— start of Records supplied —
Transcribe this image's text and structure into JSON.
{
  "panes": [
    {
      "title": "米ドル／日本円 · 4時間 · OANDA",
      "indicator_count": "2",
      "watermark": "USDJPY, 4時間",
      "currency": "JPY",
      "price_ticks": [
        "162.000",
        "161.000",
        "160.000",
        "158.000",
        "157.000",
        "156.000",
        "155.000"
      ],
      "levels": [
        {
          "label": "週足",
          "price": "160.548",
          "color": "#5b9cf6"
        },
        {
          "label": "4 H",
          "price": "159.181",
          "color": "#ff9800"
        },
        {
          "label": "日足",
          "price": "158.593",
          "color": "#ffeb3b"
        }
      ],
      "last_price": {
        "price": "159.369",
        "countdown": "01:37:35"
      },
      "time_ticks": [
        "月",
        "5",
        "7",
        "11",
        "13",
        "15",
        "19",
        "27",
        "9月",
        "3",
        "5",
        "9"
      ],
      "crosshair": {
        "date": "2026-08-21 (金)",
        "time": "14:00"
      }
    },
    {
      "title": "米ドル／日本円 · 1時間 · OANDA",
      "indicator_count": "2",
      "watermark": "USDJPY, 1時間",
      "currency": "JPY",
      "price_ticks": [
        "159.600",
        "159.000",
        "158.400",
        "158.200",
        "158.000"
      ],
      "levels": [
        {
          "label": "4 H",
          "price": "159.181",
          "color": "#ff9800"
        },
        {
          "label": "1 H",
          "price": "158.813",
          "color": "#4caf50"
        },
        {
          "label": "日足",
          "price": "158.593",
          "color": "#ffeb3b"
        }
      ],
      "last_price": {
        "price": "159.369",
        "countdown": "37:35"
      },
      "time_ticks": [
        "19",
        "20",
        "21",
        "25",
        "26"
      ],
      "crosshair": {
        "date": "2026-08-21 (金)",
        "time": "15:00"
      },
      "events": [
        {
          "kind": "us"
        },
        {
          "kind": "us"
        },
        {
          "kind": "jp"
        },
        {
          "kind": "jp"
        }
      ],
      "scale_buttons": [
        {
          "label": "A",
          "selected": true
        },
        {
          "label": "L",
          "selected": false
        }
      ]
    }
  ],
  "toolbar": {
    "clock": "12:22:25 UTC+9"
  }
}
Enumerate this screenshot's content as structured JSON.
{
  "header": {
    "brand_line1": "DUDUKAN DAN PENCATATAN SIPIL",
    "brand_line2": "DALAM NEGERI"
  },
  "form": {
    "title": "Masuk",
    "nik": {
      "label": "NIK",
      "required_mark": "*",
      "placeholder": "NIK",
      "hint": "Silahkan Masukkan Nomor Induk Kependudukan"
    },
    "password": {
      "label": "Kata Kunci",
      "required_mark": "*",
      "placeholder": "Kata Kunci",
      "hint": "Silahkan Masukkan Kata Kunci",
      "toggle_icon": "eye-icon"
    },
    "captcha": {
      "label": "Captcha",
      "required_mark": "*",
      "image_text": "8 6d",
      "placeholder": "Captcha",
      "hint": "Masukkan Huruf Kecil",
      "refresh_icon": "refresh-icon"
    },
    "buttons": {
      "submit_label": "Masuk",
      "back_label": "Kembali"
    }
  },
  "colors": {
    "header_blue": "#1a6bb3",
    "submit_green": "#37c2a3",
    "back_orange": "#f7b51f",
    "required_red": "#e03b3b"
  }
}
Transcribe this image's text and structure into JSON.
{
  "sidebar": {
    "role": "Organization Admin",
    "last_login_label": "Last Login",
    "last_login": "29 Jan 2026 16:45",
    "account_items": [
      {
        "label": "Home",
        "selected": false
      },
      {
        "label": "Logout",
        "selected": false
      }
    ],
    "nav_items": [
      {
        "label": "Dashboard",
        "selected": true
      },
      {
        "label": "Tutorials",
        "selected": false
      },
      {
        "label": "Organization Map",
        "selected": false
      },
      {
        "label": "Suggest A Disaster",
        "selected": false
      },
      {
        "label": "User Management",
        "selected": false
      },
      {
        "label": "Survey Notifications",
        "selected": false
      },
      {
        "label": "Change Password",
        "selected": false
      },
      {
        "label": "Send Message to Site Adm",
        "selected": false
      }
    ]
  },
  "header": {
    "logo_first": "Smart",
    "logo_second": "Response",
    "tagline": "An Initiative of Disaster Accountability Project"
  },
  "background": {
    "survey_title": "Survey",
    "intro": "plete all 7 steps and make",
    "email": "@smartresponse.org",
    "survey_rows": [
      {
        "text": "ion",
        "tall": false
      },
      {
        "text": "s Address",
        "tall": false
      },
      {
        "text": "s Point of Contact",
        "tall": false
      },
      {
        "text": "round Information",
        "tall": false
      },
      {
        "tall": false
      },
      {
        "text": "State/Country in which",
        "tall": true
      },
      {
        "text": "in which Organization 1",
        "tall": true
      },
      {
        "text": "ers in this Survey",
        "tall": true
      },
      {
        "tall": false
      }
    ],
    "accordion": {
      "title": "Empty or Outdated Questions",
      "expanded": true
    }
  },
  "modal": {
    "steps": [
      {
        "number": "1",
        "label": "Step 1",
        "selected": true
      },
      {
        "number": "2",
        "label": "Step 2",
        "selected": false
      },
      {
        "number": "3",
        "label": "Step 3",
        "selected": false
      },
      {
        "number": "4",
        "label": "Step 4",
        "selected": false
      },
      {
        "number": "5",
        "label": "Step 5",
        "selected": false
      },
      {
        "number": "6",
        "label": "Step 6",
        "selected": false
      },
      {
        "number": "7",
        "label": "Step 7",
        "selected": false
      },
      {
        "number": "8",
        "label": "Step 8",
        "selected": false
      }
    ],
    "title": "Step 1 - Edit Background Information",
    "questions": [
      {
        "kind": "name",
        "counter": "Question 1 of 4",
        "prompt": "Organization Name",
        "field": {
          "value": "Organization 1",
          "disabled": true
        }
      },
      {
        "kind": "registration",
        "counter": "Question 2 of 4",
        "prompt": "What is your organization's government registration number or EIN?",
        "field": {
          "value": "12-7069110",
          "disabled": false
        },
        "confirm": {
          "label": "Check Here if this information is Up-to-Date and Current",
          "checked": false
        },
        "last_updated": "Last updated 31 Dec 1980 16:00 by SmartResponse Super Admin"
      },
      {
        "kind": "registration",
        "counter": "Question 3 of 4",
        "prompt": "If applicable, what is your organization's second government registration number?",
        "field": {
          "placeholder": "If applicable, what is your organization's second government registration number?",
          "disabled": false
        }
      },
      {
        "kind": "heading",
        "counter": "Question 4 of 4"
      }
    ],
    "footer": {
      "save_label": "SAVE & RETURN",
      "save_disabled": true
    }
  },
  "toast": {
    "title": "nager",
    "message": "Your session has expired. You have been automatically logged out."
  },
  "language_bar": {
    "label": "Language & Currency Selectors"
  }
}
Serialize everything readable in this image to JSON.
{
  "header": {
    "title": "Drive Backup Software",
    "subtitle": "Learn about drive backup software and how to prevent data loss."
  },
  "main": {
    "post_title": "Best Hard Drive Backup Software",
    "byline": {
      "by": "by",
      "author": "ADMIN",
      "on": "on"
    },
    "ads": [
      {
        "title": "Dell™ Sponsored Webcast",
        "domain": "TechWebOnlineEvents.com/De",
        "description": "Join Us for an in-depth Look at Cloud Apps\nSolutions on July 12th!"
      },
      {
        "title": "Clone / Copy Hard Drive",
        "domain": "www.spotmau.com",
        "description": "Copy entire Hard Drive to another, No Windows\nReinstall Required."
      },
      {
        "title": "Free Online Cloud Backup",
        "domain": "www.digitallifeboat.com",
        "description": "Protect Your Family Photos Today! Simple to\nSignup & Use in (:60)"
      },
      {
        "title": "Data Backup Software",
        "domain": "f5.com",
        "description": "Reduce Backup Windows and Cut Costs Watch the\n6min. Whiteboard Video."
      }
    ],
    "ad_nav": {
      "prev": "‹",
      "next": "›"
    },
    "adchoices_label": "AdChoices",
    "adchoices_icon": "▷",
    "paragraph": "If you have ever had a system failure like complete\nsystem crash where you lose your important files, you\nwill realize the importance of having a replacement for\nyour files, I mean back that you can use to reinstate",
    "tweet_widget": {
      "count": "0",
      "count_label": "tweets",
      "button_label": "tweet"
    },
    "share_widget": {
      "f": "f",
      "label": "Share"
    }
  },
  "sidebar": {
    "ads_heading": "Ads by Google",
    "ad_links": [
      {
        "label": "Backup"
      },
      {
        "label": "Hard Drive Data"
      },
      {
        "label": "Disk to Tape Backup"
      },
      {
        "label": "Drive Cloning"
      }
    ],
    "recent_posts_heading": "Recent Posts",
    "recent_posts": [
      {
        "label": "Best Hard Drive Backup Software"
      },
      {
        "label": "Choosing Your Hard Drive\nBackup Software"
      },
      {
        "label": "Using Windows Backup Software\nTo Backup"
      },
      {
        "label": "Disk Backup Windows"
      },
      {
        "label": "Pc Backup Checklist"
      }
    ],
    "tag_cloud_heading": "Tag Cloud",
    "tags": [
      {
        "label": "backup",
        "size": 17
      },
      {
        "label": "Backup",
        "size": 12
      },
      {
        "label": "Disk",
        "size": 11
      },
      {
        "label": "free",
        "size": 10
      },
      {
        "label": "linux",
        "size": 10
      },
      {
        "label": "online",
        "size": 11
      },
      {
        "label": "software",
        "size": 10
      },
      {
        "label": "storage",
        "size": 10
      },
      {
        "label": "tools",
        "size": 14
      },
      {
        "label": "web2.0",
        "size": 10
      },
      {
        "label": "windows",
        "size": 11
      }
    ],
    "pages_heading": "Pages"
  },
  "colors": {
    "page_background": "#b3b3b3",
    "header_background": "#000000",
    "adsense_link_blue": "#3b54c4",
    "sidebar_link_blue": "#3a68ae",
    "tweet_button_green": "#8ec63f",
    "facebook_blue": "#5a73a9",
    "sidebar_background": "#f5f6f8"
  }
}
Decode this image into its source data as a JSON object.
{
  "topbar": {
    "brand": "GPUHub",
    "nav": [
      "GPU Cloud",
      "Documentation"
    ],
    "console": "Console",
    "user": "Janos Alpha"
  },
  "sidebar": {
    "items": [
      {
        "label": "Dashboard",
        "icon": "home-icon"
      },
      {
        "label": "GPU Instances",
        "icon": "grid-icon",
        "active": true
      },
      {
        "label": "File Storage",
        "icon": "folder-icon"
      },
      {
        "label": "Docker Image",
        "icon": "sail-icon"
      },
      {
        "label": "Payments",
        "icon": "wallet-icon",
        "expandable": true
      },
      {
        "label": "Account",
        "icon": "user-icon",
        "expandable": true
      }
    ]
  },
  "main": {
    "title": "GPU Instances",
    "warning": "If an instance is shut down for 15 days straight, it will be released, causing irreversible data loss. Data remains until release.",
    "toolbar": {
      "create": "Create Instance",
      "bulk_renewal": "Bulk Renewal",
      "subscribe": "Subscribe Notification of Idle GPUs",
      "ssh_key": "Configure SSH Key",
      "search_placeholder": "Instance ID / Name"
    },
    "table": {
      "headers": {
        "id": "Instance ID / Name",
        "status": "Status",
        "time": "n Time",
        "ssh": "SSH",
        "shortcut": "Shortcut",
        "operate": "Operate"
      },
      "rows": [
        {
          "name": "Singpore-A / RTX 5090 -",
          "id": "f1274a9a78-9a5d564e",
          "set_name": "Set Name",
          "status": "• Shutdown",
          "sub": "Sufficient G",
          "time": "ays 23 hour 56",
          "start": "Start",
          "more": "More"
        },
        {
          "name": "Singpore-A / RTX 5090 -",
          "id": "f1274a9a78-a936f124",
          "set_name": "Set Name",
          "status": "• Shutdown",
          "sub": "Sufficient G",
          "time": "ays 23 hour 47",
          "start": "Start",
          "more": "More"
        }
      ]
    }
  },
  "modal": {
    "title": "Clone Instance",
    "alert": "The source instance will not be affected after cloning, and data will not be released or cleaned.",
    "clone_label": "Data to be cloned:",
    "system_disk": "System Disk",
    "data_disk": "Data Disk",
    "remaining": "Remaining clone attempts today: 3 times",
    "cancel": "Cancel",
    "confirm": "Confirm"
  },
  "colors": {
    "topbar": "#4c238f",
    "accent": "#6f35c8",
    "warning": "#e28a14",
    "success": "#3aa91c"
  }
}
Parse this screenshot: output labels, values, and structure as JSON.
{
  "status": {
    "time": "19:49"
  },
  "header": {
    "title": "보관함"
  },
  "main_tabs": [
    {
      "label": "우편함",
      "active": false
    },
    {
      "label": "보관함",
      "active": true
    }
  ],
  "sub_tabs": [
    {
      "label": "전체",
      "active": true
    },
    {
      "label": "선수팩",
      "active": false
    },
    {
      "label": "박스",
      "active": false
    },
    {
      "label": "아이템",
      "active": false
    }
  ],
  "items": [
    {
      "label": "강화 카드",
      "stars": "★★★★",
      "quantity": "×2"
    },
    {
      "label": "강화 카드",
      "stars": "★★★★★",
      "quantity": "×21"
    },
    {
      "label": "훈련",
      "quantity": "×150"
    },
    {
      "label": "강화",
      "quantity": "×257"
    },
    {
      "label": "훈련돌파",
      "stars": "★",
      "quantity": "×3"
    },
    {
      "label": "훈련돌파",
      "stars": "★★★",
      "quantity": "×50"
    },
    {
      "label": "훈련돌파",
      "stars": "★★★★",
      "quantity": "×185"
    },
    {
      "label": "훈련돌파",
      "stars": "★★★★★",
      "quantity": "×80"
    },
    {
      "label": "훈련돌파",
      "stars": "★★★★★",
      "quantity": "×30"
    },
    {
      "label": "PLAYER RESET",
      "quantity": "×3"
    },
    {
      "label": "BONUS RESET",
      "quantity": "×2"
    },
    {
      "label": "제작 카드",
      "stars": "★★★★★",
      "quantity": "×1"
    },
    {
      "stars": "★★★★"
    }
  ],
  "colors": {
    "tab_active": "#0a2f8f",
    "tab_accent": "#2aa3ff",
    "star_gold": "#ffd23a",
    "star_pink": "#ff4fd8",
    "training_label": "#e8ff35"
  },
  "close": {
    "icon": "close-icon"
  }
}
— end of Records supplied —
> Set task: Which lines hold the word "loss"? Return all of them from the records above.

> The reply:
    "subtitle": "Learn about drive backup software and how to prevent data loss."
    "warning": "If an instance is shut down for 15 days straight, it will be released, causing irreversible data loss. Data remains until release.",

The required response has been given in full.